[Dataset entries]
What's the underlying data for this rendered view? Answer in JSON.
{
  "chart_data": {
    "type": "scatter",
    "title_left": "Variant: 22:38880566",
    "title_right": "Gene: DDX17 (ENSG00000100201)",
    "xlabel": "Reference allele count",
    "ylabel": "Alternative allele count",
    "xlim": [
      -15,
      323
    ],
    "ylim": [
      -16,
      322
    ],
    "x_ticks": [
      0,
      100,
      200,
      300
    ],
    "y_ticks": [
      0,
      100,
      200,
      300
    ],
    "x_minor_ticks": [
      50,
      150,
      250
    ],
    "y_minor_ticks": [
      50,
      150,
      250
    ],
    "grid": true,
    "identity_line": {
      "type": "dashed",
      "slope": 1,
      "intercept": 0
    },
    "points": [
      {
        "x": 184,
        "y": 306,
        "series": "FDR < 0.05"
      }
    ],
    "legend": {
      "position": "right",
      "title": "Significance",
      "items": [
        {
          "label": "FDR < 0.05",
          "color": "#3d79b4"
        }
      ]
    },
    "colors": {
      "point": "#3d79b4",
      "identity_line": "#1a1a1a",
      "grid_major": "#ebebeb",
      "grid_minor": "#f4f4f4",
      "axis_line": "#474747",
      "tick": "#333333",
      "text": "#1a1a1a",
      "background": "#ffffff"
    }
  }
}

**TASK TO COMPLETE:** List each line in the listing that contains the string "count".

**RESPONSE BELOW:**
    "xlabel": "Reference allele count",
    "ylabel": "Alternative allele count",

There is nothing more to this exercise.